Start of The records

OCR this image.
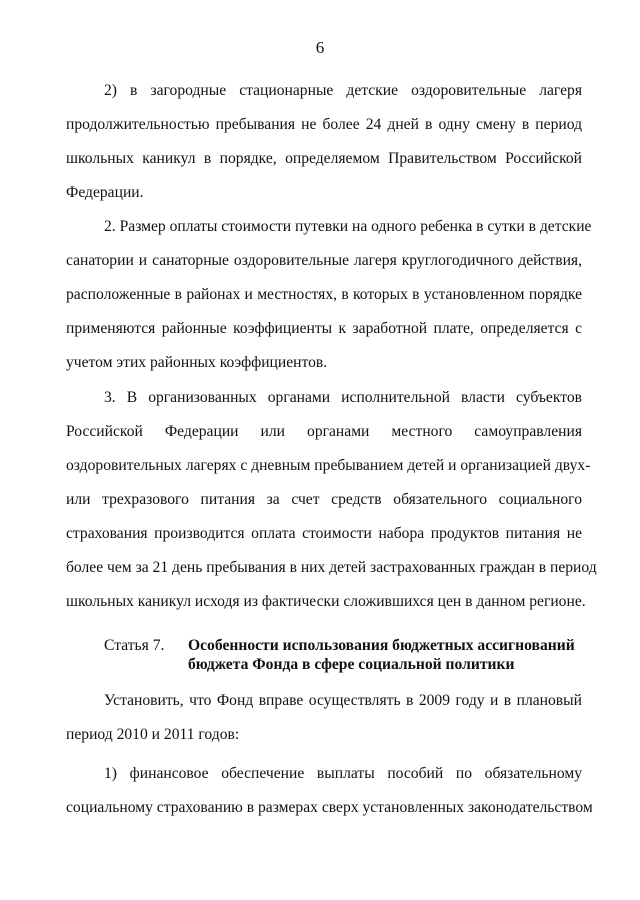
6
2) в загородные стационарные детские оздоровительные лагеря
продолжительностью пребывания не более 24 дней в одну смену в период
школьных каникул в порядке, определяемом Правительством Российской
Федерации.
2. Размер оплаты стоимости путевки на одного ребенка в сутки в детские
санатории и санаторные оздоровительные лагеря круглогодичного действия,
расположенные в районах и местностях, в которых в установленном порядке
применяются районные коэффициенты к заработной плате, определяется с
учетом этих районных коэффициентов.
3. В организованных органами исполнительной власти субъектов
Российской Федерации или органами местного самоуправления
оздоровительных лагерях с дневным пребыванием детей и организацией двух-
или трехразового питания за счет средств обязательного социального
страхования производится оплата стоимости набора продуктов питания не
более чем за 21 день пребывания в них детей застрахованных граждан в период
школьных каникул исходя из фактически сложившихся цен в данном регионе.
Статья 7. Особенности использования бюджетных ассигнований бюджета Фонда в сфере социальной политики
Установить, что Фонд вправе осуществлять в 2009 году и в плановый
период 2010 и 2011 годов:
1) финансовое обеспечение выплаты пособий по обязательному
социальному страхованию в размерах сверх установленных законодательством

End of The records

■ Stated problem ■
Determine how many lines of the entries above carry the string "каникул", and give that number alone.

■ Exercise output ■
2